**Data in this exercise**
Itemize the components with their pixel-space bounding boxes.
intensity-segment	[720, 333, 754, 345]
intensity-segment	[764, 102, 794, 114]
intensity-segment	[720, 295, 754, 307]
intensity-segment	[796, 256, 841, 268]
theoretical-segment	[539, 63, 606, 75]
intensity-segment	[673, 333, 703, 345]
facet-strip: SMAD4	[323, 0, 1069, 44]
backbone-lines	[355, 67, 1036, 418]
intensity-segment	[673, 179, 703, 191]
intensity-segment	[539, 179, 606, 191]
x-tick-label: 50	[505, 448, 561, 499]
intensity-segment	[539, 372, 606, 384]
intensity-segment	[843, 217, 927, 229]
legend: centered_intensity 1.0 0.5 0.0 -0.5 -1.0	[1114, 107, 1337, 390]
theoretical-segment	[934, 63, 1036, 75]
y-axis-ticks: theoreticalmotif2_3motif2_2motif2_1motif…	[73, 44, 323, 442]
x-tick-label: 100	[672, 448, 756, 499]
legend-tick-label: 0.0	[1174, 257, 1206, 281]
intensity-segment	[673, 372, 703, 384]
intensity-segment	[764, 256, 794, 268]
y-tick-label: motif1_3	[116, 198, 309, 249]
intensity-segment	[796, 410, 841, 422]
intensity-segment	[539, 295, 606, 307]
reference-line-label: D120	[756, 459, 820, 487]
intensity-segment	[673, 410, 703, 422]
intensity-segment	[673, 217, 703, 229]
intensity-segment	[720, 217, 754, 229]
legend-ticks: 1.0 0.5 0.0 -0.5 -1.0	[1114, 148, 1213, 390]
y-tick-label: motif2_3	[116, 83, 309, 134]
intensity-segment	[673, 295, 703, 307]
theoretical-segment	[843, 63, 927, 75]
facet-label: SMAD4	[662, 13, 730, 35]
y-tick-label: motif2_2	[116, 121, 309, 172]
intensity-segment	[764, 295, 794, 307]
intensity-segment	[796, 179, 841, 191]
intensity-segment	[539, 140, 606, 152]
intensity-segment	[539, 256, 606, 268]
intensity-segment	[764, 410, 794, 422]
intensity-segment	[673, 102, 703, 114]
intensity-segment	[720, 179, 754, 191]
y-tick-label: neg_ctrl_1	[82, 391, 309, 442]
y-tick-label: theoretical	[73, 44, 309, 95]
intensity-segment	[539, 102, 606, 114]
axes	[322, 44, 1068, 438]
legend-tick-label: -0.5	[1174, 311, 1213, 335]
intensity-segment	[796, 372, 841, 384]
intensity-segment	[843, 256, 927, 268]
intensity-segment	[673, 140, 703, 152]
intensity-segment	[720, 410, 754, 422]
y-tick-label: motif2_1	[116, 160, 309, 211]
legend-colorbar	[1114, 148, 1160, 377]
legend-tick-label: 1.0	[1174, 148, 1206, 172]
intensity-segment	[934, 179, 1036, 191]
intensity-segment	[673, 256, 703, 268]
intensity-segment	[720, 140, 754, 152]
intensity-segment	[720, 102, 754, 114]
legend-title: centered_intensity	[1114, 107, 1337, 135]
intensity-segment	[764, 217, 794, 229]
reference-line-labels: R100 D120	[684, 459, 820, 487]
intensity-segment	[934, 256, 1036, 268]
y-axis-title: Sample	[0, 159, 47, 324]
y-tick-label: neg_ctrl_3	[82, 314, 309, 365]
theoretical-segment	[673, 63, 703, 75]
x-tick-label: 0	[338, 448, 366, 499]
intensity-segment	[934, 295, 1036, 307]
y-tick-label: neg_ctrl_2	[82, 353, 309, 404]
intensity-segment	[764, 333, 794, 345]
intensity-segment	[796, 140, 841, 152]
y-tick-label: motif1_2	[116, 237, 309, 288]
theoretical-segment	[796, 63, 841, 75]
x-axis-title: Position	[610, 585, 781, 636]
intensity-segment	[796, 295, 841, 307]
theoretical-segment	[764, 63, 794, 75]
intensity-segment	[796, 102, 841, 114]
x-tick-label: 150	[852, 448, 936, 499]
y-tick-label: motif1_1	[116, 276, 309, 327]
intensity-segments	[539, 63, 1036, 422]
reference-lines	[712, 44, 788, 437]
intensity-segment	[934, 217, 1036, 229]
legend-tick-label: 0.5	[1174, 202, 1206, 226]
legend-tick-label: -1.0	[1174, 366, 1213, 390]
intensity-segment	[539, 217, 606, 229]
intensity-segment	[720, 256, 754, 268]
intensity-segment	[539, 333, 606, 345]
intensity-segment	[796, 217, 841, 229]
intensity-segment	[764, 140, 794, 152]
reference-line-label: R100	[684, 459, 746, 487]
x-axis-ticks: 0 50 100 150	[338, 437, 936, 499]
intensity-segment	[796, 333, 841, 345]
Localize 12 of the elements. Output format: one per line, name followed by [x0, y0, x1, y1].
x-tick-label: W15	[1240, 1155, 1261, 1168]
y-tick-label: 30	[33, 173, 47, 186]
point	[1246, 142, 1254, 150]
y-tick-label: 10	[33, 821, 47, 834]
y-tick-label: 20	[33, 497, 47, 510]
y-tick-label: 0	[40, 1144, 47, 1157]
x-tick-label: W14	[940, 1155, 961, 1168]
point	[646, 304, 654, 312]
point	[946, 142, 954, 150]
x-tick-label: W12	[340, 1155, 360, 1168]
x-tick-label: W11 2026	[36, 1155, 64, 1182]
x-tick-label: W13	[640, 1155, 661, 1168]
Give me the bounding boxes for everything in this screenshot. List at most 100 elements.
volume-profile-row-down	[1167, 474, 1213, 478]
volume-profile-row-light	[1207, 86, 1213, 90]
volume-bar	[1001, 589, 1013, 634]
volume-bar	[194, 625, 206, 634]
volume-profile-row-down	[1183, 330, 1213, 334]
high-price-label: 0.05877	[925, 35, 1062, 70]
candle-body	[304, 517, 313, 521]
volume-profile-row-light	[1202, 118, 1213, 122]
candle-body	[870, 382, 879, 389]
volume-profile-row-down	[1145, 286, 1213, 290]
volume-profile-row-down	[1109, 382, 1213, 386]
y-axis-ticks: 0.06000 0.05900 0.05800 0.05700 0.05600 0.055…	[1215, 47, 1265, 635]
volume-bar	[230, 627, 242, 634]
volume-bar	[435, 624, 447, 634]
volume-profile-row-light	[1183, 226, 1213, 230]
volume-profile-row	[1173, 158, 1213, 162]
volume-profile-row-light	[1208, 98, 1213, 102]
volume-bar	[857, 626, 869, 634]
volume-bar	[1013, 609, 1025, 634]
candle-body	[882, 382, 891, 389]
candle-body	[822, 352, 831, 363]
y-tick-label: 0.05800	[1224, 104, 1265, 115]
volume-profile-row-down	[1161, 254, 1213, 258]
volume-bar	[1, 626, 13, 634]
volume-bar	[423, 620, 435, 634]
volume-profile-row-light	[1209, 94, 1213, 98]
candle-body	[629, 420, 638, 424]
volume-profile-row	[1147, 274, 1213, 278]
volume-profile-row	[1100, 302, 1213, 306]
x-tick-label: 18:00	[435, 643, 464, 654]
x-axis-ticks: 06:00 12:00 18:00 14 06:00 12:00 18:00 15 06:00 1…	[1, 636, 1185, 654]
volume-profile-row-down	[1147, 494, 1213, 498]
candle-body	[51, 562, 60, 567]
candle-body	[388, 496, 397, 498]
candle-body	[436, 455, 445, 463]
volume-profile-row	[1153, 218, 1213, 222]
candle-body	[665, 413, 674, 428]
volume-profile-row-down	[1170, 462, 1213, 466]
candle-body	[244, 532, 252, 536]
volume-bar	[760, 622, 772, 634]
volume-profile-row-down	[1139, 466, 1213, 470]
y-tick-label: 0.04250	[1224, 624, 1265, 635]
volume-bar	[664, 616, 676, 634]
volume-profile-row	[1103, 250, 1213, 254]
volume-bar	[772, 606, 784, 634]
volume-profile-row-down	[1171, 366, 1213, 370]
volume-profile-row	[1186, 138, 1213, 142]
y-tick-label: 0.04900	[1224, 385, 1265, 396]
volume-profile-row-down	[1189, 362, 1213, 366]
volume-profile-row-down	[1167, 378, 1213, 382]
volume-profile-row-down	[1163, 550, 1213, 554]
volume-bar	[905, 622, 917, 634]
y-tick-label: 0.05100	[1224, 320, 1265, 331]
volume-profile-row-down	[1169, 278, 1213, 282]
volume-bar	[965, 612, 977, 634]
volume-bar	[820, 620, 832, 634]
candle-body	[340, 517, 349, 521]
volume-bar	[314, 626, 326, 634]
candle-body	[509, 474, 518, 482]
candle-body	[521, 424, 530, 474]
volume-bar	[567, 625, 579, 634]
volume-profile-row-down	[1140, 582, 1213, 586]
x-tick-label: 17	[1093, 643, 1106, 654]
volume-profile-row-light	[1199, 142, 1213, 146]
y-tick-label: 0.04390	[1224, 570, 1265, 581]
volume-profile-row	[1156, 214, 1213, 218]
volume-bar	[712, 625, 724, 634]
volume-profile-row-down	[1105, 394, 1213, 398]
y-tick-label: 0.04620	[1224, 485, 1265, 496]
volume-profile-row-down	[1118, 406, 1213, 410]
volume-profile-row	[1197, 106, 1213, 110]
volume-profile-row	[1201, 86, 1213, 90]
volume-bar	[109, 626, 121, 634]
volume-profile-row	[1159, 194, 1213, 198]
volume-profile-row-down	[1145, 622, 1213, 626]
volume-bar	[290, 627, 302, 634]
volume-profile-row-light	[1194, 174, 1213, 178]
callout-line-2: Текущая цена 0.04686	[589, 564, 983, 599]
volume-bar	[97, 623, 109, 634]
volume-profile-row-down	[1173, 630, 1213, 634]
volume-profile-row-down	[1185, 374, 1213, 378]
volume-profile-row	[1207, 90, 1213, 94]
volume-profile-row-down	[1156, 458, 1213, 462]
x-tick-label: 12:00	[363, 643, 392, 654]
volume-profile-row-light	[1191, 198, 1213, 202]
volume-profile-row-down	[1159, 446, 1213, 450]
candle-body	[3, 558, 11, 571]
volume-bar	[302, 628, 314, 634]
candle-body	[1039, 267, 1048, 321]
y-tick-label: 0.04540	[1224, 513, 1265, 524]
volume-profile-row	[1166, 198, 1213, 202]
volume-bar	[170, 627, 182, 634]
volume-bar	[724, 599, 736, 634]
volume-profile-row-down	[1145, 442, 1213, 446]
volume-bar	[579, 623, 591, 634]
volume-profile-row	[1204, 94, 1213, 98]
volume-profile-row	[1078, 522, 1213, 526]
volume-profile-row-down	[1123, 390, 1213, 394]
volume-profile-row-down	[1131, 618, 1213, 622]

**Work to do**
Output the records from the first line up to and including the line containing "67, 1036, 418]" as a Markdown table. Use the column names Number and Line, give each row its number, and leave out any blank lines.

**Completed task**
| Number | Line |
|---|---|
| 1 | Itemize the components with their pixel-space bounding boxes. |
| 2 | intensity-segment	[720, 333, 754, 345] |
| 3 | intensity-segment	[764, 102, 794, 114] |
| 4 | intensity-segment	[720, 295, 754, 307] |
| 5 | intensity-segment	[796, 256, 841, 268] |
| 6 | theoretical-segment	[539, 63, 606, 75] |
| 7 | intensity-segment	[673, 333, 703, 345] |
| 8 | facet-strip: SMAD4	[323, 0, 1069, 44] |
| 9 | backbone-lines	[355, 67, 1036, 418] |